Written problem:
Retype, without alteration, each line from the line containing "Extract the structured" to the final line of the records.

Data section:
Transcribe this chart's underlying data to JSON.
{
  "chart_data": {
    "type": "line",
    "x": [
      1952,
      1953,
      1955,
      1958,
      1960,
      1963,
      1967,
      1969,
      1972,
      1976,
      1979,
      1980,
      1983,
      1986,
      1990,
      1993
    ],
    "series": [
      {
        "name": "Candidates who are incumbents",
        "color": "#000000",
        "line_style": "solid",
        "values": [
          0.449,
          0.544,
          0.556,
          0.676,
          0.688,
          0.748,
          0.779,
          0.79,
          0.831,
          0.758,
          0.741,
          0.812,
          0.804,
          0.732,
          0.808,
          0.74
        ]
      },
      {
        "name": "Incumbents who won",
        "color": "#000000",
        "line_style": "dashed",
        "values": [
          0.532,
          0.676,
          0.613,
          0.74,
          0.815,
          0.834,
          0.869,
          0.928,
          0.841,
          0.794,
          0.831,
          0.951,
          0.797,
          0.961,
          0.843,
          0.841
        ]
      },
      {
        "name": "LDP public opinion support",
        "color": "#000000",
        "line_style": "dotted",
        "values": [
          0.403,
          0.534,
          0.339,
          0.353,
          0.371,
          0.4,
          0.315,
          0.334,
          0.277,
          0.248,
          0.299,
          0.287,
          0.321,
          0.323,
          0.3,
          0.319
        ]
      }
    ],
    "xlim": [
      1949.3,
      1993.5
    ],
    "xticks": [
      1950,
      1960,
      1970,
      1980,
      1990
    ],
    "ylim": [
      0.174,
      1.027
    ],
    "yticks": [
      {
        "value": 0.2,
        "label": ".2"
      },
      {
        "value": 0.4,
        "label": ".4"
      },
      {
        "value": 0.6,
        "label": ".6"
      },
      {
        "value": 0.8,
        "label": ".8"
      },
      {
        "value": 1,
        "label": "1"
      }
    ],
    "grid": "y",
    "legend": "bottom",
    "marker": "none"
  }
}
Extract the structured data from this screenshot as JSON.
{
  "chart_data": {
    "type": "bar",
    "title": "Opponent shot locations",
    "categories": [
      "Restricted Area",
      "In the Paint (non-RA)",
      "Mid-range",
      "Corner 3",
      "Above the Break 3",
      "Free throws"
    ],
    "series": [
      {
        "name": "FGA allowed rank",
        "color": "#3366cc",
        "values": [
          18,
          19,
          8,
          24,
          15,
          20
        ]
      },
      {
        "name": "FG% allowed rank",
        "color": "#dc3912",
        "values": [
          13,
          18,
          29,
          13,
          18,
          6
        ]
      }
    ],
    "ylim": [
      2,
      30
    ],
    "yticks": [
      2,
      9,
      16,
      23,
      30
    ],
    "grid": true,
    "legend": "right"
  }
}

Output below:
Extract the structured data from this screenshot as JSON.
{
  "chart_data": {
    "type": "bar",
    "title": "Opponent shot locations",
    "categories": [
      "Restricted Area",
      "In the Paint (non-RA)",
      "Mid-range",
      "Corner 3",
      "Above the Break 3",
      "Free throws"
    ],
    "series": [
      {
        "name": "FGA allowed rank",
        "color": "#3366cc",
        "values": [
          18,
          19,
          8,
          24,
          15,
          20
        ]
      },
      {
        "name": "FG% allowed rank",
        "color": "#dc3912",
        "values": [
          13,
          18,
          29,
          13,
          18,
          6
        ]
      }
    ],
    "ylim": [
      2,
      30
    ],
    "yticks": [
      2,
      9,
      16,
      23,
      30
    ],
    "grid": true,
    "legend": "right"
  }
}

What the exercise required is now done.